> To be done: State how many lines of the entries hold the string "UNIÓN", and output nothing but that count.

——

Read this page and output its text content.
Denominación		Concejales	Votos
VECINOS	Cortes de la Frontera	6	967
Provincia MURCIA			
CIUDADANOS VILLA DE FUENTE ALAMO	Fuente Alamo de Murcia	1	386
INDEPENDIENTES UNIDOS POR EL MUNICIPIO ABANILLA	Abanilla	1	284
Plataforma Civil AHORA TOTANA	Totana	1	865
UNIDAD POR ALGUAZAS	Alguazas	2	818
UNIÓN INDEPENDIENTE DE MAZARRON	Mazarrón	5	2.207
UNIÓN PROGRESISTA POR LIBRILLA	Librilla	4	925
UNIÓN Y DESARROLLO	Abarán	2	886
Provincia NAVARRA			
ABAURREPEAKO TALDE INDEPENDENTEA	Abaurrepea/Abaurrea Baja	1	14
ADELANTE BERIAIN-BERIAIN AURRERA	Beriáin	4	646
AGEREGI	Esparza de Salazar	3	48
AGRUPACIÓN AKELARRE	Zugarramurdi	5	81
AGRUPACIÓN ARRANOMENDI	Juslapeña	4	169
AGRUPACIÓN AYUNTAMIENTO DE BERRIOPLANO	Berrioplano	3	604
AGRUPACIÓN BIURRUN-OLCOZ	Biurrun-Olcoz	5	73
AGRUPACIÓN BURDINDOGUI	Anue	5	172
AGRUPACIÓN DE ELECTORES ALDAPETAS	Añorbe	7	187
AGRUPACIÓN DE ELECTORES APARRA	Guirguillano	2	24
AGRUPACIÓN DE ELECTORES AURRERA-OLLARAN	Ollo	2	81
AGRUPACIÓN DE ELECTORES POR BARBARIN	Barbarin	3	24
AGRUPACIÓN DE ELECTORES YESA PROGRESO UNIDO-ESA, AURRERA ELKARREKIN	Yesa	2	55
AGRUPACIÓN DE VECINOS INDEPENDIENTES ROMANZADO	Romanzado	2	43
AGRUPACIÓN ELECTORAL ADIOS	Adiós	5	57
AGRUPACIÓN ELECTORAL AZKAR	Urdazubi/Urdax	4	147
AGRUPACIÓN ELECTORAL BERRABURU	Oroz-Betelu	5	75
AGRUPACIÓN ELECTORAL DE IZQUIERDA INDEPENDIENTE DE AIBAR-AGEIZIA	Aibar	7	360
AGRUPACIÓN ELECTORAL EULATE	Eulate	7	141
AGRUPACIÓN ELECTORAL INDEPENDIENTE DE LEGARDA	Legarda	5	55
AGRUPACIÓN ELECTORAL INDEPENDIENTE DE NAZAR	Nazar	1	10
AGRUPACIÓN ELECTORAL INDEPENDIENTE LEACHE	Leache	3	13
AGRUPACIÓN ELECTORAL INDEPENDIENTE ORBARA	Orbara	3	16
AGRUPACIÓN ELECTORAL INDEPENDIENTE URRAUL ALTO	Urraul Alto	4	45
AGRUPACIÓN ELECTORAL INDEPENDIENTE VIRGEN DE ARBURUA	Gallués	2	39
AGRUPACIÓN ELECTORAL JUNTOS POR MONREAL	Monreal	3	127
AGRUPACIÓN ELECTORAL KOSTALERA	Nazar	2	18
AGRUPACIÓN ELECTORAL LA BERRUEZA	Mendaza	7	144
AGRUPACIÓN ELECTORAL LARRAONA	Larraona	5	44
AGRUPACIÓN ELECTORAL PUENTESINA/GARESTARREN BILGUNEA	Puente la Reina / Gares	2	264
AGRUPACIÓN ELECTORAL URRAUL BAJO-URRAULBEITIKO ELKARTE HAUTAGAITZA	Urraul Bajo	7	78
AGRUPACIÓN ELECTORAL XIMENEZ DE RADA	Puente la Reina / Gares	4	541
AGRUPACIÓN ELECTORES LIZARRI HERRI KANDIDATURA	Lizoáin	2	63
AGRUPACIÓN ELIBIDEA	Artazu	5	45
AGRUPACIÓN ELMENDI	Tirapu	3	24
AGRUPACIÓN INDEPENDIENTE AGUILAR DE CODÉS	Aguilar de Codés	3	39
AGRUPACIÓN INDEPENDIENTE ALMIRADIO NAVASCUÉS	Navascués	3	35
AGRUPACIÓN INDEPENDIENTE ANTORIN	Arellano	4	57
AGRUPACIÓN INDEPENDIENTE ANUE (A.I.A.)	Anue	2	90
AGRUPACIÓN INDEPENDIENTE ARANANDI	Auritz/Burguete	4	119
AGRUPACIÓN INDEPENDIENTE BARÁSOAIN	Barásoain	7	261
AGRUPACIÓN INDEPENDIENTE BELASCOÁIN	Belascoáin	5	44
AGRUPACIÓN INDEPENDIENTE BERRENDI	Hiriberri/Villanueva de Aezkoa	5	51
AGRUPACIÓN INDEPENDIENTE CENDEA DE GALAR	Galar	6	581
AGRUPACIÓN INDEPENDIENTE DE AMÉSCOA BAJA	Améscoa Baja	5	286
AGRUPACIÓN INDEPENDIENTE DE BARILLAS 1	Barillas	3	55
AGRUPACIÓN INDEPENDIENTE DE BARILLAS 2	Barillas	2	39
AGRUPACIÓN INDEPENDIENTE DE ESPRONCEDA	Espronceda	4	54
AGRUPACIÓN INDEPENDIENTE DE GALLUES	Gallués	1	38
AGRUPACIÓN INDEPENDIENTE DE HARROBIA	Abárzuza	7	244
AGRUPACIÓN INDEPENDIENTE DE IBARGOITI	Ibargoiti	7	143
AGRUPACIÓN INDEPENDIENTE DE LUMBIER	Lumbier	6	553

——

> Right answer: 3